Tasks for this exercise =
[a] In the pipe-coating passage, rewrite the stretch from "In FIG. 2, an" through "coat the pipe.", substituting "resin chamber" for "powder chamber".
[b] Turn the paragraph of the pipe-coating passage that begins "In FIG. 2, an appropriate quantity of powdered plastic" into a short list that keeps its main facts.
[c] For each statement, say yes or no to whether the pipe-coating passage agrees with it, quoting the words that decide it: (i) the moving pocket of powdered plastic is longer than the pipe; (ii) closing switch 55 opens valves 31 and 37 at the same time; (iii) the flow of air stops while the pocket travels through the pipe.

Extract provided =
------------------------------------------------------------
Control box 46 of FIG. 1 is connected to each of the before mentioned, solenoid actuated valves and to a suitable source of electrical current S. The control box includes circuitry for accomplishing the manipulation of the valves in a sequence of events necessary for establishing the flow of air and plastic material through the pipe according to the invention.

In FIG. 2, an appropriate quantity of powdered plastic 47, hereinafter called synthetic, resin material, or a "pile" or a "charge", lies dormant within the powder chamber of the housing 36. Spider 48 supports a cone 50 axially within the main housing. Charge door 51 admits a charge 47 into the powder chamber. In order to assure a uniform coating, the charge is slightly greater in weight as compared to the actual amount of plastic required to coat the pipe.

One example of the circuitry 46, disclosed in FIG. 1, is shown in greater detail in FIGS. 2 and 4. As seen in FIG. 2, the circuitry includes current legs 52 and 53 which provide current flow to the solenoids 32 and 38 through the switch means seen at "S" and 55. According to FIG. 2, closure of the main switch at S energizes legs 52 and 53. Closure of switch 55 simultaneously opens valves 31 and 37 which establishes a mass flow through the pipe 18 and moves the charge 47 towards the pipe inlet with the charge becoming a moving pocket of powdered plastic as seen at 147 in FIG. 4. The flow of air continues uninterrupted through the pipe such that the pocket is pushed through the pipe interior under a positive pressure gradient. The moving pocket is shorter in length than the pipe. The flow of air through the heated, spinning pipe is continued until sufficient time has elapsed for the fused particles to somewhat cool and become a continuous, self-supporting plastic film which adheres to the interior wall of the pipe.
------------------------------------------------------------
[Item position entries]
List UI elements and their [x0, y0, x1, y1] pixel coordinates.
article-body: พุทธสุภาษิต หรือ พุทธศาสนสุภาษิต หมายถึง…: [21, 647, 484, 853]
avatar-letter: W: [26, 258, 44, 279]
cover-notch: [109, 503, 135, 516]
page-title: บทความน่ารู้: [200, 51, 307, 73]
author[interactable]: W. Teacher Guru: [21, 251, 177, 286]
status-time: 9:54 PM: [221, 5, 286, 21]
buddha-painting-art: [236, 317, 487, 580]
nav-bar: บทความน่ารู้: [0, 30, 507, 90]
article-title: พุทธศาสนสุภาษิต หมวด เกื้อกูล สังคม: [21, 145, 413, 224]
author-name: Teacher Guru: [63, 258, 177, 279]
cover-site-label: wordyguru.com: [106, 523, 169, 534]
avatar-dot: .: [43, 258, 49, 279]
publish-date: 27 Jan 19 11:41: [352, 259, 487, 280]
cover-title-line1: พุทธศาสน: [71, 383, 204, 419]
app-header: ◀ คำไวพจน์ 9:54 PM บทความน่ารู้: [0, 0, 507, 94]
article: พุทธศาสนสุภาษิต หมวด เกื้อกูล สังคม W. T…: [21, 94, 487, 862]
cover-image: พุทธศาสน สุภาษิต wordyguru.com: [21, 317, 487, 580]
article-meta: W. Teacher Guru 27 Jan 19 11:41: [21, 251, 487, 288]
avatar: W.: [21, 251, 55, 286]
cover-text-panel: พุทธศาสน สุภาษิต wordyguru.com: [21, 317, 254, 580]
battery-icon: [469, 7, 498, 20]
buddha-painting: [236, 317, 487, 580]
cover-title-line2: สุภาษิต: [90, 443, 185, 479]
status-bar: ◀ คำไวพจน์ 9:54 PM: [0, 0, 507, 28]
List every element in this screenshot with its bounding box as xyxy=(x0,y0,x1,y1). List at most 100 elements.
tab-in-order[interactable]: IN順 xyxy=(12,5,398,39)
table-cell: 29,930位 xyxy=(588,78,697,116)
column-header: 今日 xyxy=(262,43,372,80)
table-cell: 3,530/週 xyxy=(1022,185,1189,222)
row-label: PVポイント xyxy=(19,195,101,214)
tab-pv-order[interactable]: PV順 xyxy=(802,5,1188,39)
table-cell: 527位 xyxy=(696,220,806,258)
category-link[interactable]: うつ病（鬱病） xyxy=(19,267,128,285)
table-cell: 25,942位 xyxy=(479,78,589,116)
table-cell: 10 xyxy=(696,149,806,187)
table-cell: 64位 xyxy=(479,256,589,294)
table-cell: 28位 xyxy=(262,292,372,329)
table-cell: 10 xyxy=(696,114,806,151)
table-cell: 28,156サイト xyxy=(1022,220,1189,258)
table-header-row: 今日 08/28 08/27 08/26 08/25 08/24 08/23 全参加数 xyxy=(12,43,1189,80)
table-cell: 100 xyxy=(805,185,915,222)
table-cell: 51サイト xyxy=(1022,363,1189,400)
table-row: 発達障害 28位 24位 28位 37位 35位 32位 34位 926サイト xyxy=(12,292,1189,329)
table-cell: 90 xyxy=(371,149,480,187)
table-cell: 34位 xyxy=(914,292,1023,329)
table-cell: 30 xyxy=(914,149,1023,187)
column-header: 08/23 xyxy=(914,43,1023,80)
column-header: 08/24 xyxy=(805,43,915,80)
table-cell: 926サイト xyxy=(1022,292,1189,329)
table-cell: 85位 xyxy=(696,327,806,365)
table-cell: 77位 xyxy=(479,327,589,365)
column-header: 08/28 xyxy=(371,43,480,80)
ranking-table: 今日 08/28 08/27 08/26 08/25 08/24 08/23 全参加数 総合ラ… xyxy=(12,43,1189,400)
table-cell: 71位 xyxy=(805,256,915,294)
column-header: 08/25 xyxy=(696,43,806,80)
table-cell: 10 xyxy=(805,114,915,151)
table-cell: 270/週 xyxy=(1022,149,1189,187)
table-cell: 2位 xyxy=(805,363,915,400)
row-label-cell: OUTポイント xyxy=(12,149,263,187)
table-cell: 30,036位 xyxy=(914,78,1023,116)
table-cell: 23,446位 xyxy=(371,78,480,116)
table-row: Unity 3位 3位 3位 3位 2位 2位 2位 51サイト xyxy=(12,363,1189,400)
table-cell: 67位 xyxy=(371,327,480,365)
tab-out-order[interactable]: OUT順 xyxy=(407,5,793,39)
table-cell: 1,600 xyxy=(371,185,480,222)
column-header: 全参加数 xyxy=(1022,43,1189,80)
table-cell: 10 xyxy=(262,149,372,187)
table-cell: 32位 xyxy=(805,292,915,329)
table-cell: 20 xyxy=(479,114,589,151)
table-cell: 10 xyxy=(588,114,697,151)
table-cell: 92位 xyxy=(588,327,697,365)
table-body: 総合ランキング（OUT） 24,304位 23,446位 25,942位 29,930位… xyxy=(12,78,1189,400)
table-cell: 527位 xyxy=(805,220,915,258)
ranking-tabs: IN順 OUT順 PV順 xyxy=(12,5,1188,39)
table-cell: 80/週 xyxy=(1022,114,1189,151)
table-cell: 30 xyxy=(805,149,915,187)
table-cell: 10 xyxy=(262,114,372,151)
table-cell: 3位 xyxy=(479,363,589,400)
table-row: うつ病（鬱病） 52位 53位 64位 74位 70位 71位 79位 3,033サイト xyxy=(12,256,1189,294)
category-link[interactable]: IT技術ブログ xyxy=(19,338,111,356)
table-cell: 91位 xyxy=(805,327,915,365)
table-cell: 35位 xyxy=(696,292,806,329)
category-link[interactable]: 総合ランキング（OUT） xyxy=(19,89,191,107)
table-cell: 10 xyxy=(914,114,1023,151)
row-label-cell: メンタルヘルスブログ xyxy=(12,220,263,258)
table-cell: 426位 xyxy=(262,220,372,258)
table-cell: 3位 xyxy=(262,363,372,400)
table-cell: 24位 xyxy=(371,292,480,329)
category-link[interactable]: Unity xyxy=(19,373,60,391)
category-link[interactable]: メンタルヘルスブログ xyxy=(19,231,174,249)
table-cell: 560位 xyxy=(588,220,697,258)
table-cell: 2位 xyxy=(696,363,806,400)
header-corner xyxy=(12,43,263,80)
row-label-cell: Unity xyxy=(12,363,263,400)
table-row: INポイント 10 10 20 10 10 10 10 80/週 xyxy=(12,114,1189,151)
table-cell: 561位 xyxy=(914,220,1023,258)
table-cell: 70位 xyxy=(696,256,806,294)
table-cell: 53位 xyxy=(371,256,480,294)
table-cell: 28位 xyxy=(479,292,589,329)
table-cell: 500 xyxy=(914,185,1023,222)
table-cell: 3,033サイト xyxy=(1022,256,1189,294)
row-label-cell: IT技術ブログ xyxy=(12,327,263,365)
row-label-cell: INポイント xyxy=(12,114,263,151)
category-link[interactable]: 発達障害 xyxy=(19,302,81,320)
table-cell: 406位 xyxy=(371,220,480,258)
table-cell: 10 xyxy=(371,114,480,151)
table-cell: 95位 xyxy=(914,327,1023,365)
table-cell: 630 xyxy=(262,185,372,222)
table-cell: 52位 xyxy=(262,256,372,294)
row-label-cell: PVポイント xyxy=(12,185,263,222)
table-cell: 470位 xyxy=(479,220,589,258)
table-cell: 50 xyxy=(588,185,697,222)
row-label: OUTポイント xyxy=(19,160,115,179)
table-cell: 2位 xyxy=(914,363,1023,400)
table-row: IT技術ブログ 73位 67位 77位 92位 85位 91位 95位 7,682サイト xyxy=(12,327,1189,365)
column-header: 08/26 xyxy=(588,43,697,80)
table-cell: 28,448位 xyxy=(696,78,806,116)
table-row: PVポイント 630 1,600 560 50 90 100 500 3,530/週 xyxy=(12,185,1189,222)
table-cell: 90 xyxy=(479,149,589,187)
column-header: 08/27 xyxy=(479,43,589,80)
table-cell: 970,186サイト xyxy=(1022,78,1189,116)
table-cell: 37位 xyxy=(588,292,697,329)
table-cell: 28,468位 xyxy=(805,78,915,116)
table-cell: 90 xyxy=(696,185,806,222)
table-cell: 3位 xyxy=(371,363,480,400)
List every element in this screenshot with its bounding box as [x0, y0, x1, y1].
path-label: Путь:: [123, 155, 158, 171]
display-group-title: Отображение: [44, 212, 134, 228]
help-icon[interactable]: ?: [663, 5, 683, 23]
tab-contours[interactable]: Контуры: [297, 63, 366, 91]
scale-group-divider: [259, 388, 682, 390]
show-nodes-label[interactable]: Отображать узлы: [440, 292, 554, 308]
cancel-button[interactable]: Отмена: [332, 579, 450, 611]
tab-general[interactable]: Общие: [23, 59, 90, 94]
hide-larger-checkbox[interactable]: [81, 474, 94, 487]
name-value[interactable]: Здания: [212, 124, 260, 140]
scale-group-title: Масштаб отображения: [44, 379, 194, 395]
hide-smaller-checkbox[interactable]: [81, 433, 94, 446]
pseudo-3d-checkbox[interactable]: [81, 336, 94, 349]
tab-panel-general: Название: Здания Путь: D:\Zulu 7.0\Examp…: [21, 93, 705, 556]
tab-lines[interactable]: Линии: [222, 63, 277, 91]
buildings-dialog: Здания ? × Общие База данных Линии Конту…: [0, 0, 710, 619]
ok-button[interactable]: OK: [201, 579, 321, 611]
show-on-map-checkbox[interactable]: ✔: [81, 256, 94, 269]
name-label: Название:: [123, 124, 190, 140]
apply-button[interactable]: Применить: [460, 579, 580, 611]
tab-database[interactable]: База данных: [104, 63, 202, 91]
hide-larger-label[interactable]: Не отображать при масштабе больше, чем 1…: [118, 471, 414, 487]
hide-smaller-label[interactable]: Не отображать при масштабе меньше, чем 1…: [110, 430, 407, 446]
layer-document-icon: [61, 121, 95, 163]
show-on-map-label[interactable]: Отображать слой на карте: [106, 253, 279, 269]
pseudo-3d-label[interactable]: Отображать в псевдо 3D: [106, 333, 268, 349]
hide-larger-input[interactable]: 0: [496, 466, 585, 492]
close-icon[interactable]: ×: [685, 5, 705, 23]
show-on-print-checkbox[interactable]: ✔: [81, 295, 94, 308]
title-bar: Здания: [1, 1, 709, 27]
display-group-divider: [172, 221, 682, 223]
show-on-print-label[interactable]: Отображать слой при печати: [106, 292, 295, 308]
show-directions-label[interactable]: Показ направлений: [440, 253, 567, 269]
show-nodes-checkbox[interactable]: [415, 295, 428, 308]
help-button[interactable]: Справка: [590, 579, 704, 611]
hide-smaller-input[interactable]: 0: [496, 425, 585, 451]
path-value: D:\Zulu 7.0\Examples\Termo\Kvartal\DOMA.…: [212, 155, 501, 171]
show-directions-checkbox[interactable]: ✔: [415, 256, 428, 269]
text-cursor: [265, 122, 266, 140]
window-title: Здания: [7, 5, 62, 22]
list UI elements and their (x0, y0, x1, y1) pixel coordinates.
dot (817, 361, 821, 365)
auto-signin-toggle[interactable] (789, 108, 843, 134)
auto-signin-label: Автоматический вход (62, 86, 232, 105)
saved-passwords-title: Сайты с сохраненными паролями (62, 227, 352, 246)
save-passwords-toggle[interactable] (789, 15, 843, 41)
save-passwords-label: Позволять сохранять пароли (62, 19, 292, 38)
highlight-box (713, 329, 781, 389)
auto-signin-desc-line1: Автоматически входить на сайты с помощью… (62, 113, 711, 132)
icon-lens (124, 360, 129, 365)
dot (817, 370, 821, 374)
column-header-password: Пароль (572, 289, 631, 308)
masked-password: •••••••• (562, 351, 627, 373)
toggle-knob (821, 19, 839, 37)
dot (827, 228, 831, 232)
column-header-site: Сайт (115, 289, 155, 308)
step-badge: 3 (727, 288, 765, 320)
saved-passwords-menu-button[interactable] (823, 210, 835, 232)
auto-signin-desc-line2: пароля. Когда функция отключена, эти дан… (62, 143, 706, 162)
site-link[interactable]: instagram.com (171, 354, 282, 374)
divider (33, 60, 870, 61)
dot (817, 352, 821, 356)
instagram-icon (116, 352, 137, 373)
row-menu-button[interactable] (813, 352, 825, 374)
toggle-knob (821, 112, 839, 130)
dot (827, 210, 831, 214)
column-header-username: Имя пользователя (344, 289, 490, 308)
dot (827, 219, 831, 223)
------------------------------------------------------------
Outputs =
[a]
In FIG. 2, an appropriate quantity of powdered plastic 47, hereinafter called synthetic, resin material, or a "pile" or a "charge", lies dormant within the resin chamber of the housing 36. Spider 48 supports a cone 50 axially within the main housing. Charge door 51 admits a charge 47 into the resin chamber. In order to assure a uniform coating, the charge is slightly greater in weight as compared to the actual amount of plastic required to coat the pipe.

[b]
- A charge of powdered plastic 47, also called synthetic resin material, a "pile" or a "charge", lies dormant in the powder chamber of housing 36.
- Spider 48 supports cone 50 axially within the main housing.
- Charge door 51 admits the charge into the powder chamber.
- To assure a uniform coating, the charge weighs slightly more than the plastic actually needed to coat the pipe.

[c]
(i) No: "The moving pocket is shorter in length than the pipe."
(ii) Yes: "Closure of switch 55 simultaneously opens valves 31 and 37"
(iii) No: "The flow of air continues uninterrupted through the pipe"